■ **PROBLEM DESCRIPTION**: Give back each entry unchanged, minus pictures.

■ **THE DATA**:
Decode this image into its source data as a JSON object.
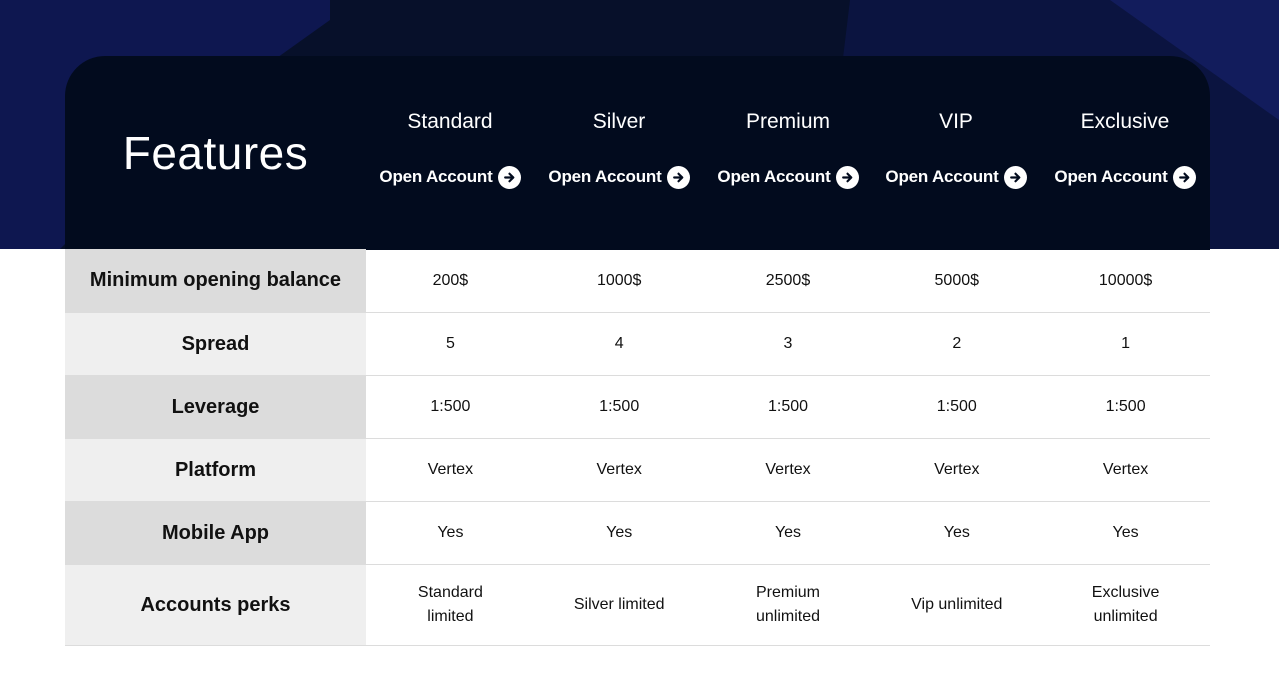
{
  "header": {
    "title": "Features",
    "plans": [
      {
        "name": "Standard",
        "cta": "Open Account"
      },
      {
        "name": "Silver",
        "cta": "Open Account"
      },
      {
        "name": "Premium",
        "cta": "Open Account"
      },
      {
        "name": "VIP",
        "cta": "Open Account"
      },
      {
        "name": "Exclusive",
        "cta": "Open Account"
      }
    ]
  },
  "rows": [
    {
      "label": "Minimum opening balance",
      "values": [
        "200$",
        "1000$",
        "2500$",
        "5000$",
        "10000$"
      ]
    },
    {
      "label": "Spread",
      "values": [
        "5",
        "4",
        "3",
        "2",
        "1"
      ]
    },
    {
      "label": "Leverage",
      "values": [
        "1:500",
        "1:500",
        "1:500",
        "1:500",
        "1:500"
      ]
    },
    {
      "label": "Platform",
      "values": [
        "Vertex",
        "Vertex",
        "Vertex",
        "Vertex",
        "Vertex"
      ]
    },
    {
      "label": "Mobile App",
      "values": [
        "Yes",
        "Yes",
        "Yes",
        "Yes",
        "Yes"
      ]
    },
    {
      "label": "Accounts perks",
      "values": [
        "Standard limited",
        "Silver limited",
        "Premium unlimited",
        "Vip unlimited",
        "Exclusive unlimited"
      ]
    }
  ],
  "icons": {
    "cta": "arrow-right-circle-icon"
  },
  "colors": {
    "header_bg": "#020b1e",
    "hero_bg": "#07102a",
    "accent_blue": "#141c5e"
  }
}
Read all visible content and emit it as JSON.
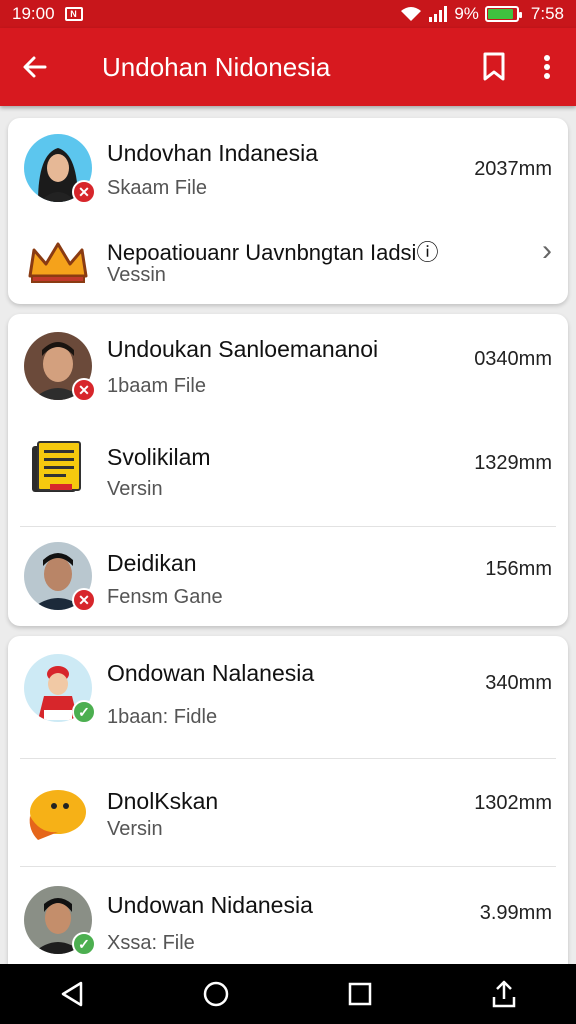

■ **ANSWER TO THIS EXERCISE**:
Decode this image into its source data as a JSON object.
{
  "header": {
    "title": "Features",
    "plans": [
      {
        "name": "Standard",
        "cta": "Open Account"
      },
      {
        "name": "Silver",
        "cta": "Open Account"
      },
      {
        "name": "Premium",
        "cta": "Open Account"
      },
      {
        "name": "VIP",
        "cta": "Open Account"
      },
      {
        "name": "Exclusive",
        "cta": "Open Account"
      }
    ]
  },
  "rows": [
    {
      "label": "Minimum opening balance",
      "values": [
        "200$",
        "1000$",
        "2500$",
        "5000$",
        "10000$"
      ]
    },
    {
      "label": "Spread",
      "values": [
        "5",
        "4",
        "3",
        "2",
        "1"
      ]
    },
    {
      "label": "Leverage",
      "values": [
        "1:500",
        "1:500",
        "1:500",
        "1:500",
        "1:500"
      ]
    },
    {
      "label": "Platform",
      "values": [
        "Vertex",
        "Vertex",
        "Vertex",
        "Vertex",
        "Vertex"
      ]
    },
    {
      "label": "Mobile App",
      "values": [
        "Yes",
        "Yes",
        "Yes",
        "Yes",
        "Yes"
      ]
    },
    {
      "label": "Accounts perks",
      "values": [
        "Standard limited",
        "Silver limited",
        "Premium unlimited",
        "Vip unlimited",
        "Exclusive unlimited"
      ]
    }
  ],
  "icons": {
    "cta": "arrow-right-circle-icon"
  },
  "colors": {
    "header_bg": "#020b1e",
    "hero_bg": "#07102a",
    "accent_blue": "#141c5e"
  }
}
Read all visible content and emit it as JSON.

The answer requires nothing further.